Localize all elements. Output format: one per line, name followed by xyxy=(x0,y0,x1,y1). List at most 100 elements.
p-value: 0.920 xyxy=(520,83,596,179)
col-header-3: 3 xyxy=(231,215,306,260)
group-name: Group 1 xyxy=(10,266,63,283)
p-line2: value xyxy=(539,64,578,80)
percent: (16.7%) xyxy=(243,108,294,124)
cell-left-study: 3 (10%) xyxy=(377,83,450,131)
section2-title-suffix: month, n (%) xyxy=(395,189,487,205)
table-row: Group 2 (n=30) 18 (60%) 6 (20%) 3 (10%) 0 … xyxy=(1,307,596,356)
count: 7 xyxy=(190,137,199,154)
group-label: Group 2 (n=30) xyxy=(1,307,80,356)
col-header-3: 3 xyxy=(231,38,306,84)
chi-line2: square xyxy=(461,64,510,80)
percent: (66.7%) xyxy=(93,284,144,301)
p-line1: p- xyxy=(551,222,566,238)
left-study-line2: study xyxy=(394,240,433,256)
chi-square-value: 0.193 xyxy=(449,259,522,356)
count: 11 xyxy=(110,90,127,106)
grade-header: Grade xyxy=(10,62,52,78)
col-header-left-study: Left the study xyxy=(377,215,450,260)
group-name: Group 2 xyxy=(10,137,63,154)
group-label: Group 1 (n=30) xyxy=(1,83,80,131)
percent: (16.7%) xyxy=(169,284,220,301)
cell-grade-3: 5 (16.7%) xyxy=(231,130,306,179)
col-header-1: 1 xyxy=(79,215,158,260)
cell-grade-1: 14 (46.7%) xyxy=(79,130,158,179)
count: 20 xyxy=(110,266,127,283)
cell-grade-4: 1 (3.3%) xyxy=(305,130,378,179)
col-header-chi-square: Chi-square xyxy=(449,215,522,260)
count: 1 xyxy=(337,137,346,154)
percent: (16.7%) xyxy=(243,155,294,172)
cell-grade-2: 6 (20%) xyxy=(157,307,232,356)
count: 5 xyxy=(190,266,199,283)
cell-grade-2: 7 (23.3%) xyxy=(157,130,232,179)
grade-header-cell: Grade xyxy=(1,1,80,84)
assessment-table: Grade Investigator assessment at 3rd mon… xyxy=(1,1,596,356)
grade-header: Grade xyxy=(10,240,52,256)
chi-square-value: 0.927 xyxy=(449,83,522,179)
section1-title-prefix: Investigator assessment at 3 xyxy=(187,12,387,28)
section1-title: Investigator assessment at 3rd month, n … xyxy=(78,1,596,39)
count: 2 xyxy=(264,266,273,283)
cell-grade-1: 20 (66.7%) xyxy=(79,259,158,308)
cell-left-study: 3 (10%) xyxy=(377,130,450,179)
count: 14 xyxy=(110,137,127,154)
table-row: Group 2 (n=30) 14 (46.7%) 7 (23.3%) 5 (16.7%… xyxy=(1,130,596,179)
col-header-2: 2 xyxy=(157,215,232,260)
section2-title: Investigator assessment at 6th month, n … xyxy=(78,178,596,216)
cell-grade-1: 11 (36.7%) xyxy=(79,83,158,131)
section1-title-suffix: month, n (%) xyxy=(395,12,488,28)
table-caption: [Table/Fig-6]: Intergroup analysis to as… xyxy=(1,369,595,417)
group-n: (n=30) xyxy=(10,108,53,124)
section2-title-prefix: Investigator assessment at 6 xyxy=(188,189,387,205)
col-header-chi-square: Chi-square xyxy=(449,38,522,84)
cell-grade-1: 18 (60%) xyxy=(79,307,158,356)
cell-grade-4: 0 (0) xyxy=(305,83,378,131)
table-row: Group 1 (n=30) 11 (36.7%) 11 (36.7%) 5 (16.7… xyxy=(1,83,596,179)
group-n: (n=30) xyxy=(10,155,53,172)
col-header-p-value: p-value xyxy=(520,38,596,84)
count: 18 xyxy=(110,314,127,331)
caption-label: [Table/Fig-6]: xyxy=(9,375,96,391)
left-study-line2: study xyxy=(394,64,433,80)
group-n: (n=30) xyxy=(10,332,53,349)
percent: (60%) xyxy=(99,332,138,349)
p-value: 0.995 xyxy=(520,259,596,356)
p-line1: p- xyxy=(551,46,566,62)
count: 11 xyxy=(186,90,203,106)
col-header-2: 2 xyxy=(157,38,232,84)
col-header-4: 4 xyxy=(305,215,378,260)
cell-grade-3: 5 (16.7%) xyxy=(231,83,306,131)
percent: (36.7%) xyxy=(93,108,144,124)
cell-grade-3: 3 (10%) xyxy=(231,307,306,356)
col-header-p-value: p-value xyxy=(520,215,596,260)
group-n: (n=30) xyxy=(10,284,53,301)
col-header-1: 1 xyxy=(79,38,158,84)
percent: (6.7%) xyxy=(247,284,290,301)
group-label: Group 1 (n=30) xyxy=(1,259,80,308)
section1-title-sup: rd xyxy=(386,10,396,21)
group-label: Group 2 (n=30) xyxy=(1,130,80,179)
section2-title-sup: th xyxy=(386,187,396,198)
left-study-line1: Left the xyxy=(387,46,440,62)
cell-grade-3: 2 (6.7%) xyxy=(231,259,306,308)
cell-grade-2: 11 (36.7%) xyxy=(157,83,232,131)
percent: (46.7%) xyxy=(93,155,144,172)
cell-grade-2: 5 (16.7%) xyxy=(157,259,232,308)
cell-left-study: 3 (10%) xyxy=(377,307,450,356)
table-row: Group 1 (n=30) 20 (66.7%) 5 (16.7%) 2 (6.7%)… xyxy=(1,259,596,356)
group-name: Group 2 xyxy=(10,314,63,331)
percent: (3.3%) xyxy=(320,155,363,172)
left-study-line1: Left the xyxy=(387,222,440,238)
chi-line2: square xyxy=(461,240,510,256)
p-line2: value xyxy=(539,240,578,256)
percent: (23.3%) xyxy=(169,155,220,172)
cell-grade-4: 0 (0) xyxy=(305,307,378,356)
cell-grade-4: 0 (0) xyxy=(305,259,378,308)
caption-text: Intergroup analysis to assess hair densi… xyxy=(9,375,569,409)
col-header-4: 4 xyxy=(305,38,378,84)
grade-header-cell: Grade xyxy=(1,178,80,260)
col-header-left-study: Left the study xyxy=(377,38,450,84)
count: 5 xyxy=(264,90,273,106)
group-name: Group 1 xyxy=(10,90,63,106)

◇ ◇ ◇

- EXERCISE TASK: Reproduce the material above line for line, with no changes.

- ANSWER FOR THIS EXERCISE:
Localize all elements. Output format: one per line, name followed by xyxy=(x0,y0,x1,y1). List at most 100 elements.
p-value: 0.920 xyxy=(520,83,596,179)
col-header-3: 3 xyxy=(231,215,306,260)
group-name: Group 1 xyxy=(10,266,63,283)
p-line2: value xyxy=(539,64,578,80)
percent: (16.7%) xyxy=(243,108,294,124)
cell-left-study: 3 (10%) xyxy=(377,83,450,131)
section2-title-suffix: month, n (%) xyxy=(395,189,487,205)
table-row: Group 2 (n=30) 18 (60%) 6 (20%) 3 (10%) 0 … xyxy=(1,307,596,356)
count: 7 xyxy=(190,137,199,154)
group-label: Group 2 (n=30) xyxy=(1,307,80,356)
col-header-3: 3 xyxy=(231,38,306,84)
chi-line2: square xyxy=(461,64,510,80)
percent: (66.7%) xyxy=(93,284,144,301)
p-line1: p- xyxy=(551,222,566,238)
left-study-line2: study xyxy=(394,240,433,256)
chi-square-value: 0.193 xyxy=(449,259,522,356)
count: 11 xyxy=(110,90,127,106)
grade-header: Grade xyxy=(10,62,52,78)
col-header-left-study: Left the study xyxy=(377,215,450,260)
group-name: Group 2 xyxy=(10,137,63,154)
group-label: Group 1 (n=30) xyxy=(1,83,80,131)
percent: (16.7%) xyxy=(169,284,220,301)
cell-grade-3: 5 (16.7%) xyxy=(231,130,306,179)
col-header-1: 1 xyxy=(79,215,158,260)
cell-grade-1: 14 (46.7%) xyxy=(79,130,158,179)
count: 20 xyxy=(110,266,127,283)
cell-grade-4: 1 (3.3%) xyxy=(305,130,378,179)
col-header-chi-square: Chi-square xyxy=(449,215,522,260)
count: 1 xyxy=(337,137,346,154)
percent: (16.7%) xyxy=(243,155,294,172)
cell-grade-2: 6 (20%) xyxy=(157,307,232,356)
count: 5 xyxy=(190,266,199,283)
cell-grade-2: 7 (23.3%) xyxy=(157,130,232,179)
grade-header-cell: Grade xyxy=(1,1,80,84)
assessment-table: Grade Investigator assessment at 3rd mon… xyxy=(1,1,596,356)
grade-header: Grade xyxy=(10,240,52,256)
chi-square-value: 0.927 xyxy=(449,83,522,179)
section1-title-prefix: Investigator assessment at 3 xyxy=(187,12,387,28)
section1-title: Investigator assessment at 3rd month, n … xyxy=(78,1,596,39)
count: 2 xyxy=(264,266,273,283)
cell-grade-1: 20 (66.7%) xyxy=(79,259,158,308)
cell-left-study: 3 (10%) xyxy=(377,130,450,179)
count: 14 xyxy=(110,137,127,154)
table-row: Group 2 (n=30) 14 (46.7%) 7 (23.3%) 5 (16.7%… xyxy=(1,130,596,179)
col-header-2: 2 xyxy=(157,215,232,260)
section2-title: Investigator assessment at 6th month, n … xyxy=(78,178,596,216)
cell-grade-1: 11 (36.7%) xyxy=(79,83,158,131)
section1-title-suffix: month, n (%) xyxy=(395,12,488,28)
table-caption: [Table/Fig-6]: Intergroup analysis to as… xyxy=(1,369,595,417)
group-n: (n=30) xyxy=(10,108,53,124)
section2-title-prefix: Investigator assessment at 6 xyxy=(188,189,387,205)
col-header-chi-square: Chi-square xyxy=(449,38,522,84)
cell-grade-1: 18 (60%) xyxy=(79,307,158,356)
cell-grade-4: 0 (0) xyxy=(305,83,378,131)
table-row: Group 1 (n=30) 11 (36.7%) 11 (36.7%) 5 (16.7… xyxy=(1,83,596,179)
group-n: (n=30) xyxy=(10,155,53,172)
col-header-p-value: p-value xyxy=(520,38,596,84)
count: 18 xyxy=(110,314,127,331)
caption-label: [Table/Fig-6]: xyxy=(9,375,96,391)
left-study-line2: study xyxy=(394,64,433,80)
group-n: (n=30) xyxy=(10,332,53,349)
percent: (60%) xyxy=(99,332,138,349)
p-value: 0.995 xyxy=(520,259,596,356)
p-line1: p- xyxy=(551,46,566,62)
count: 11 xyxy=(186,90,203,106)
col-header-2: 2 xyxy=(157,38,232,84)
col-header-4: 4 xyxy=(305,215,378,260)
cell-grade-3: 5 (16.7%) xyxy=(231,83,306,131)
percent: (36.7%) xyxy=(93,108,144,124)
cell-grade-3: 3 (10%) xyxy=(231,307,306,356)
col-header-p-value: p-value xyxy=(520,215,596,260)
group-n: (n=30) xyxy=(10,284,53,301)
col-header-1: 1 xyxy=(79,38,158,84)
percent: (6.7%) xyxy=(247,284,290,301)
group-label: Group 1 (n=30) xyxy=(1,259,80,308)
section1-title-sup: rd xyxy=(386,10,396,21)
group-label: Group 2 (n=30) xyxy=(1,130,80,179)
section2-title-sup: th xyxy=(386,187,396,198)
left-study-line1: Left the xyxy=(387,46,440,62)
cell-grade-3: 2 (6.7%) xyxy=(231,259,306,308)
cell-grade-2: 11 (36.7%) xyxy=(157,83,232,131)
percent: (46.7%) xyxy=(93,155,144,172)
cell-grade-2: 5 (16.7%) xyxy=(157,259,232,308)
cell-left-study: 3 (10%) xyxy=(377,307,450,356)
table-row: Group 1 (n=30) 20 (66.7%) 5 (16.7%) 2 (6.7%)… xyxy=(1,259,596,356)
group-name: Group 2 xyxy=(10,314,63,331)
percent: (3.3%) xyxy=(320,155,363,172)
left-study-line1: Left the xyxy=(387,222,440,238)
chi-line2: square xyxy=(461,240,510,256)
p-line2: value xyxy=(539,240,578,256)
percent: (23.3%) xyxy=(169,155,220,172)
cell-grade-4: 0 (0) xyxy=(305,307,378,356)
cell-grade-4: 0 (0) xyxy=(305,259,378,308)
caption-text: Intergroup analysis to assess hair densi… xyxy=(9,375,569,409)
col-header-4: 4 xyxy=(305,38,378,84)
grade-header-cell: Grade xyxy=(1,178,80,260)
col-header-left-study: Left the study xyxy=(377,38,450,84)
count: 5 xyxy=(264,90,273,106)
group-name: Group 1 xyxy=(10,90,63,106)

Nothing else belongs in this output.